PASSAGE GIVEN –
[![Postgres Professional](img/PGpro-logo.png)](https://postgrespro.com/)

# RUM - RUM access method

## Introduction

The **rum** module provides access method to work with `RUM` index. It is based
on the `GIN` access methods code.

`GIN` index allows to perform fast full text search using `tsvector` and
`tsquery` types. But full text search with GIN index has several problems:

- Slow ranking. It is need position information about lexems to ranking. `GIN`
index doesn't store positions of lexems. So after index scan we need additional
heap scan to retreive lexems positions.
- Slow phrase search with `GIN` index. This problem relates with previous
problem. It is need position information to perform phrase search.
- Slow ordering by timestamp. `GIN` index can't store some related information
in index with lexemes. So it is necessary to perform additional heap scan.

`RUM` solves this problems by storing additional information in posting tree.
For example, positional information of lexemes or timestamps. You can get an
idea of `RUM` by the following picture:

![How RUM stores additional information](img/gin_rum.png)

DATASET CONTENT –
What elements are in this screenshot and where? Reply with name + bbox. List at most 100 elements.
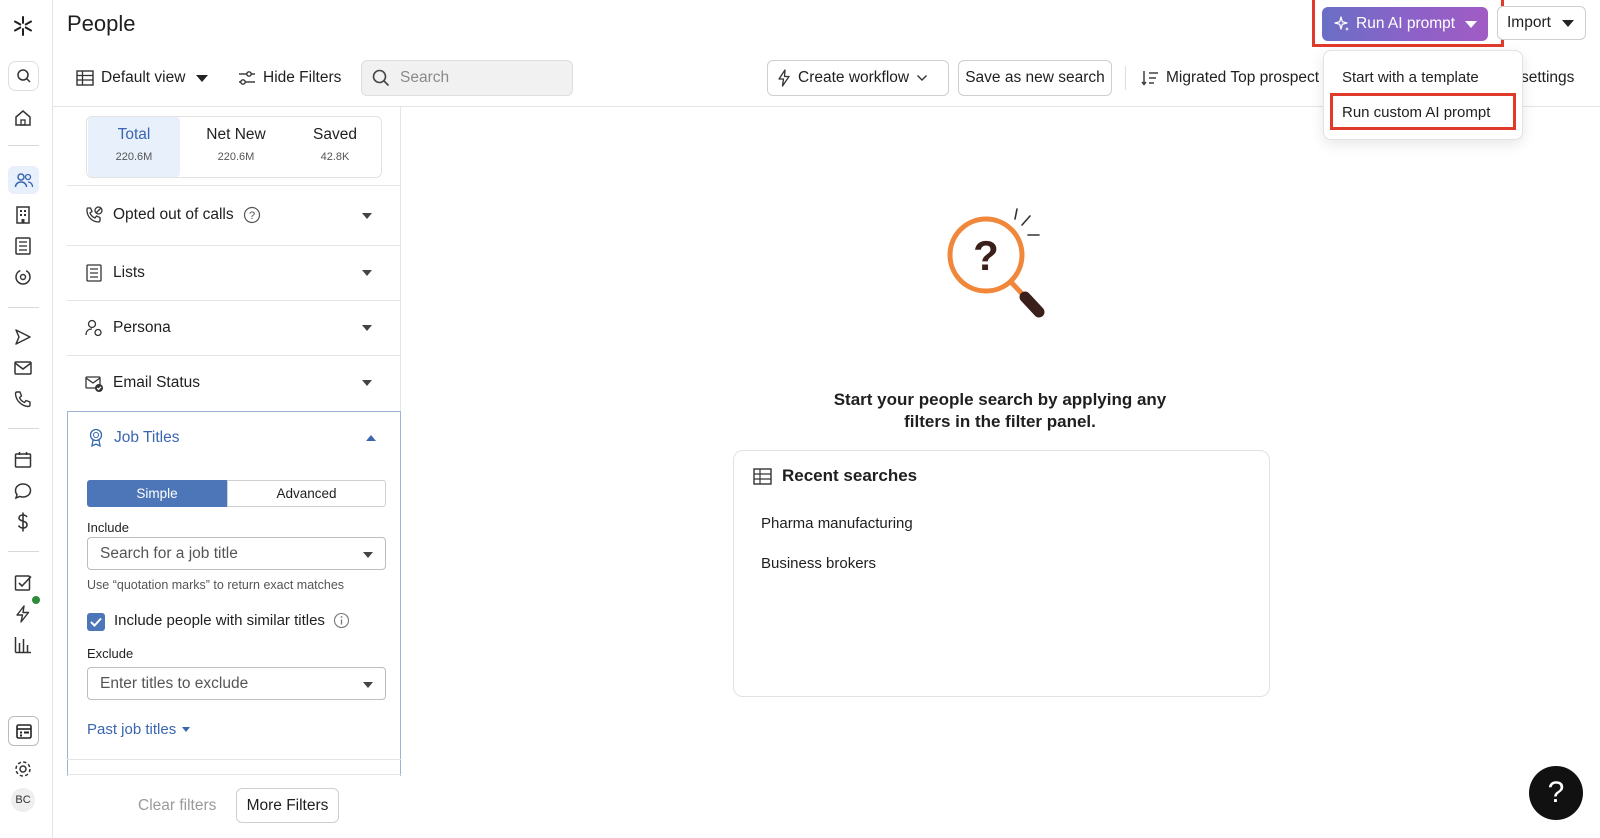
job-title-exclude-input[interactable]: Enter titles to exclude — [87, 667, 386, 700]
job-titles-header[interactable]: Job Titles — [87, 428, 179, 448]
filter-email-status[interactable]: Email Status — [67, 356, 401, 411]
companies-icon[interactable] — [11, 203, 35, 227]
recent-search-item[interactable]: Business brokers — [761, 555, 876, 572]
menu-item-template[interactable]: Start with a template — [1342, 69, 1479, 86]
chevron-down-icon — [917, 75, 928, 81]
sliders-icon — [239, 71, 255, 85]
hide-filters-label: Hide Filters — [263, 69, 342, 86]
include-placeholder: Search for a job title — [100, 544, 238, 562]
mail-icon[interactable] — [11, 356, 35, 380]
recent-searches-card: Recent searches Pharma manufacturing Bus… — [733, 450, 1270, 697]
lightning-icon — [778, 69, 790, 87]
lists-icon — [86, 264, 102, 282]
table-icon — [76, 70, 94, 86]
meetings-icon[interactable] — [8, 716, 39, 746]
magnifier-question-icon: ? — [944, 203, 1054, 328]
filter-lists[interactable]: Lists — [67, 246, 401, 301]
workflows-icon[interactable] — [11, 596, 40, 626]
phone-blocked-icon — [86, 206, 103, 223]
tab-total-count: 220.6M — [115, 151, 153, 163]
check-icon — [90, 617, 102, 627]
tab-total[interactable]: Total 220.6M — [88, 117, 180, 177]
divider — [67, 759, 401, 760]
job-title-include-input[interactable]: Search for a job title — [87, 537, 386, 570]
similar-titles-checkbox[interactable] — [87, 613, 105, 631]
filter-opted-out[interactable]: Opted out of calls ? — [67, 186, 401, 246]
empty-state-line-2: filters in the filter panel. — [904, 412, 1096, 431]
page-title: People — [67, 11, 136, 36]
tab-saved[interactable]: Saved 42.8K — [289, 117, 381, 177]
home-icon[interactable] — [11, 106, 35, 130]
save-search-button[interactable]: Save as new search — [958, 60, 1112, 96]
filter-persona[interactable]: Persona — [67, 301, 401, 356]
settings-icon[interactable] — [11, 757, 35, 781]
tracking-icon[interactable] — [11, 265, 35, 289]
default-view-dropdown[interactable]: Default view — [76, 67, 209, 89]
quotation-hint: Use “quotation marks” to return exact ma… — [87, 578, 345, 592]
empty-state-line-1: Start your people search by applying any — [833, 390, 1167, 409]
caret-down-icon — [1561, 19, 1574, 27]
notification-dot-icon — [32, 596, 40, 604]
table-icon — [753, 467, 772, 485]
create-workflow-button[interactable]: Create workflow — [767, 60, 949, 96]
import-label: Import — [1507, 14, 1551, 31]
tab-net-new-label: Net New — [206, 126, 266, 143]
sort-button[interactable]: Migrated Top prospect — [1141, 67, 1319, 89]
help-button[interactable]: ? — [1529, 766, 1583, 820]
mail-check-icon — [85, 376, 103, 392]
phone-icon[interactable] — [11, 387, 35, 411]
mode-simple-toggle[interactable]: Simple — [87, 480, 227, 507]
search-icon[interactable] — [8, 61, 39, 91]
create-workflow-label: Create workflow — [798, 69, 910, 86]
count-tabs: Total 220.6M Net New 220.6M Saved 42.8K — [86, 116, 382, 178]
search-input[interactable]: Search — [361, 60, 573, 96]
past-job-titles-link[interactable]: Past job titles — [87, 721, 191, 738]
recent-searches-title: Recent searches — [782, 466, 918, 485]
left-nav-rail: BC — [0, 0, 53, 838]
highlight-box — [1312, 0, 1504, 47]
more-filters-button[interactable]: More Filters — [236, 788, 339, 823]
conversations-icon[interactable] — [11, 479, 35, 503]
info-icon[interactable] — [333, 612, 350, 629]
highlight-box — [1330, 93, 1516, 130]
exclude-placeholder: Enter titles to exclude — [100, 674, 249, 692]
empty-state-message: Start your people search by applying any… — [760, 389, 1240, 433]
view-settings-label: settings — [1521, 69, 1575, 86]
help-circle-icon[interactable]: ? — [243, 206, 261, 224]
clear-filters-button[interactable]: Clear filters — [138, 797, 216, 815]
filter-email-status-label: Email Status — [113, 374, 201, 391]
chevron-down-icon — [362, 380, 372, 386]
toolbar-divider — [1125, 66, 1126, 90]
recent-search-item[interactable]: Pharma manufacturing — [761, 515, 913, 532]
tasks-icon[interactable] — [11, 571, 35, 595]
tab-net-new-count: 220.6M — [217, 151, 255, 163]
tab-saved-label: Saved — [313, 126, 357, 143]
sort-icon — [1141, 71, 1158, 86]
include-label: Include — [87, 520, 129, 535]
filter-persona-label: Persona — [113, 319, 171, 336]
people-icon[interactable] — [8, 166, 39, 194]
analytics-icon[interactable] — [11, 633, 35, 657]
mode-advanced-toggle[interactable]: Advanced — [227, 480, 386, 507]
chevron-down-icon — [362, 325, 372, 331]
deals-icon[interactable] — [11, 510, 35, 534]
divider — [67, 774, 401, 775]
caret-down-icon — [363, 552, 373, 558]
import-dropdown[interactable]: Import — [1497, 6, 1586, 40]
tab-total-label: Total — [117, 126, 151, 143]
hide-filters-button[interactable]: Hide Filters — [238, 67, 341, 89]
filter-lists-label: Lists — [113, 264, 145, 281]
sequences-icon[interactable] — [11, 325, 35, 349]
default-view-label: Default view — [101, 69, 186, 86]
tab-net-new[interactable]: Net New 220.6M — [190, 117, 282, 177]
caret-down-icon — [182, 727, 191, 732]
exclude-label: Exclude — [87, 646, 134, 661]
chevron-up-icon[interactable] — [366, 435, 376, 441]
avatar[interactable]: BC — [11, 788, 35, 812]
lists-icon[interactable] — [11, 234, 35, 258]
calendar-icon[interactable] — [11, 448, 35, 472]
view-settings-button[interactable]: settings — [1521, 67, 1574, 89]
logo-icon[interactable] — [11, 14, 35, 38]
save-search-label: Save as new search — [965, 69, 1105, 86]
chevron-down-icon — [362, 213, 372, 219]
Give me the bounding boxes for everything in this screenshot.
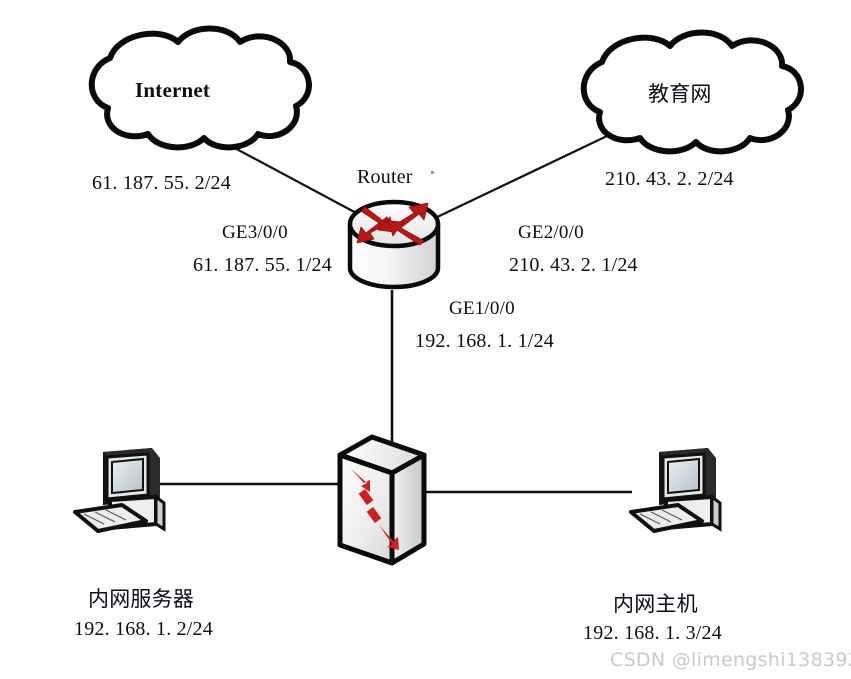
router-interface-ge2-ip: 210. 43. 2. 1/24 xyxy=(509,254,638,276)
switch-icon xyxy=(337,434,427,566)
router-icon xyxy=(347,199,441,290)
intranet-server-icon xyxy=(73,448,166,533)
router-interface-ge1-name: GE1/0/0 xyxy=(449,298,515,319)
education-cloud-label: 教育网 xyxy=(648,82,712,106)
router-interface-ge2-name: GE2/0/0 xyxy=(518,222,584,243)
intranet-host-ip: 192. 168. 1. 3/24 xyxy=(583,622,722,644)
network-diagram: Internet 教育网 61. 187. 55. 2/24 210. 43. … xyxy=(0,0,851,679)
router-interface-ge3-name: GE3/0/0 xyxy=(222,222,288,243)
router-interface-ge1-ip: 192. 168. 1. 1/24 xyxy=(415,330,554,352)
router-label-dot-artifact xyxy=(431,171,434,174)
intranet-server-ip: 192. 168. 1. 2/24 xyxy=(74,618,213,640)
internet-cloud-label: Internet xyxy=(135,78,211,102)
router-interface-ge3-ip: 61. 187. 55. 1/24 xyxy=(193,254,332,276)
intranet-host-icon xyxy=(629,448,722,533)
education-cloud-ip: 210. 43. 2. 2/24 xyxy=(605,168,734,190)
intranet-host-label: 内网主机 xyxy=(613,592,698,616)
link-education-router xyxy=(432,135,608,220)
csdn-watermark: CSDN @limengshi138392 xyxy=(610,649,851,671)
router-label: Router xyxy=(357,166,413,188)
internet-cloud-ip: 61. 187. 55. 2/24 xyxy=(92,172,231,194)
intranet-server-label: 内网服务器 xyxy=(88,587,194,611)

WHAT TO DO –
1. Check each statement against the RUM introduction above and answer yes or no, quoting the words that decide it: (a) RUM is built on the GIN access methods code. (b) A GIN index stores the positions of lexemes. (c) RUM keeps additional information in the posting tree.
2. List every problem that the RUM introduction above attributes to full text search with a GIN index.
3. Pick up the RUM introduction above after its final line and continue it.

IN RESPONSE –
1.
(a) Yes: "It is based on the `GIN` access methods code."
(b) No: "`GIN` index doesn't store positions of lexems."
(c) Yes: "`RUM` solves this problems by storing additional information in posting tree."

2.
- Slow ranking
- Slow phrase search with a GIN index
- Slow ordering by timestamp

3.
Drawback of `RUM` is that it has slower build and insert time than `GIN`.
It is because we need to store additional information besides keys and because
`RUM` uses generic WAL.

## License

This module available under the same license as
[PostgreSQL](http://www.postgresql.org/about/licence/).

## Installation

Before build and install **rum** you should ensure following:

* PostgreSQL version is 9.6+.

Typical installation procedure may look like this:

    $ git clone https://github.com/postgrespro/rum
    $ cd rum
    $ make USE_PGXS=1
    $ sudo make USE_PGXS=1 install
    $ make USE_PGXS=1 installcheck
    $ psql DB -c "CREATE EXTENSION rum;"

## Common operators and functions

**rum** module provides next operators.

|       Operator       | Returns |                 Description
| -------------------- | ------- | ----------------------------------------------
| tsvector &lt;=&gt; tsquery | float4  | Returns distance between tsvector and tsquery.
| timestamp &lt;=&gt; timestamp | float8 | Returns distance between two timestamps.
| timestamp &lt;=&#124; timestamp | float8 | Returns distance only for left timestamps.
| timestamp &#124;=&gt; timestamp | float8 | Returns distance only for right timestamps.

Last three operations also works for types int2, int4, int8, float4, float8,
money and oid.

## Operator classes

**rum** provides next operator classes.

### rum_tsvector_ops

For type: `tsvector`

This operator class stores `tsvector` lexemes with positional information. Supports
ordering by `<=>` operator and prefix search. There is the example.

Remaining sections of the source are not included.